Take the records underneath and set them down exactly.

══════════════════════════════

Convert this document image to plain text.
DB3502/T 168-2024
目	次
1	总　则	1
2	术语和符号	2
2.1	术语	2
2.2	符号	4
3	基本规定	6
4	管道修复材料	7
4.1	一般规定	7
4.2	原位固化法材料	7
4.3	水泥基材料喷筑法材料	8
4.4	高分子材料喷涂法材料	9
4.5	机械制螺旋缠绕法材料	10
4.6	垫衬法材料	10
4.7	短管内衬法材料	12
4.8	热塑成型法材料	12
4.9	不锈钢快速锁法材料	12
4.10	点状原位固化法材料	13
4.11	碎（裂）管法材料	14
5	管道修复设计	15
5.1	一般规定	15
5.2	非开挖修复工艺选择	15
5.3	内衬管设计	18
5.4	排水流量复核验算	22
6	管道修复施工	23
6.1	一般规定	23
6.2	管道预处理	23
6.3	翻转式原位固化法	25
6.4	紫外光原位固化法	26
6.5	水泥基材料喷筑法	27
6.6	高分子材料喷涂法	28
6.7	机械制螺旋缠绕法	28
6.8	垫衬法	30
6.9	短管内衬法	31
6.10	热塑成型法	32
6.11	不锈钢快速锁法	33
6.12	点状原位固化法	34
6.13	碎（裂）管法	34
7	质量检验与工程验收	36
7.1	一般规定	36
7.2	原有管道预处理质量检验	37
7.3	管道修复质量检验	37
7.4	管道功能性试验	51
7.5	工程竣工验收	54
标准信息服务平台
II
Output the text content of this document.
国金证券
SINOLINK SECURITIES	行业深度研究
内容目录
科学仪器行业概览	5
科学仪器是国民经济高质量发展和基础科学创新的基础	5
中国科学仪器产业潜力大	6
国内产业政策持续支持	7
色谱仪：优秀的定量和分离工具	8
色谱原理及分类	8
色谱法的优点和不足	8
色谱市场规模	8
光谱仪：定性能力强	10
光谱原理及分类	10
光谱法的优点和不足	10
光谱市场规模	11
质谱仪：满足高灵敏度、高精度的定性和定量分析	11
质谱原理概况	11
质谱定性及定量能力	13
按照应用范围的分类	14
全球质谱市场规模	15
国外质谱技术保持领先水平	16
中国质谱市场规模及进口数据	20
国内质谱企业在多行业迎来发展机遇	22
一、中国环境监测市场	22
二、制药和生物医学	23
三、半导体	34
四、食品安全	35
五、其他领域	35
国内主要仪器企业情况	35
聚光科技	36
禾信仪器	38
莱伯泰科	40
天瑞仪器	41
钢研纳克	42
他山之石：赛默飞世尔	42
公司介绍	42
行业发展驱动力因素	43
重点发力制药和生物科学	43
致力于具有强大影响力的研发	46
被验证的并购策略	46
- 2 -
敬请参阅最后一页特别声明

══════════════════════════════

Reply
Convert this document image to plain text.
DB3502/T 168-2024
目	次
1	总　则	1
2	术语和符号	2
2.1	术语	2
2.2	符号	4
3	基本规定	6
4	管道修复材料	7
4.1	一般规定	7
4.2	原位固化法材料	7
4.3	水泥基材料喷筑法材料	8
4.4	高分子材料喷涂法材料	9
4.5	机械制螺旋缠绕法材料	10
4.6	垫衬法材料	10
4.7	短管内衬法材料	12
4.8	热塑成型法材料	12
4.9	不锈钢快速锁法材料	12
4.10	点状原位固化法材料	13
4.11	碎（裂）管法材料	14
5	管道修复设计	15
5.1	一般规定	15
5.2	非开挖修复工艺选择	15
5.3	内衬管设计	18
5.4	排水流量复核验算	22
6	管道修复施工	23
6.1	一般规定	23
6.2	管道预处理	23
6.3	翻转式原位固化法	25
6.4	紫外光原位固化法	26
6.5	水泥基材料喷筑法	27
6.6	高分子材料喷涂法	28
6.7	机械制螺旋缠绕法	28
6.8	垫衬法	30
6.9	短管内衬法	31
6.10	热塑成型法	32
6.11	不锈钢快速锁法	33
6.12	点状原位固化法	34
6.13	碎（裂）管法	34
7	质量检验与工程验收	36
7.1	一般规定	36
7.2	原有管道预处理质量检验	37
7.3	管道修复质量检验	37
7.4	管道功能性试验	51
7.5	工程竣工验收	54
标准信息服务平台
II
Output the text content of this document.
国金证券
SINOLINK SECURITIES	行业深度研究
内容目录
科学仪器行业概览	5
科学仪器是国民经济高质量发展和基础科学创新的基础	5
中国科学仪器产业潜力大	6
国内产业政策持续支持	7
色谱仪：优秀的定量和分离工具	8
色谱原理及分类	8
色谱法的优点和不足	8
色谱市场规模	8
光谱仪：定性能力强	10
光谱原理及分类	10
光谱法的优点和不足	10
光谱市场规模	11
质谱仪：满足高灵敏度、高精度的定性和定量分析	11
质谱原理概况	11
质谱定性及定量能力	13
按照应用范围的分类	14
全球质谱市场规模	15
国外质谱技术保持领先水平	16
中国质谱市场规模及进口数据	20
国内质谱企业在多行业迎来发展机遇	22
一、中国环境监测市场	22
二、制药和生物医学	23
三、半导体	34
四、食品安全	35
五、其他领域	35
国内主要仪器企业情况	35
聚光科技	36
禾信仪器	38
莱伯泰科	40
天瑞仪器	41
钢研纳克	42
他山之石：赛默飞世尔	42
公司介绍	42
行业发展驱动力因素	43
重点发力制药和生物科学	43
致力于具有强大影响力的研发	46
被验证的并购策略	46
- 2 -
敬请参阅最后一页特别声明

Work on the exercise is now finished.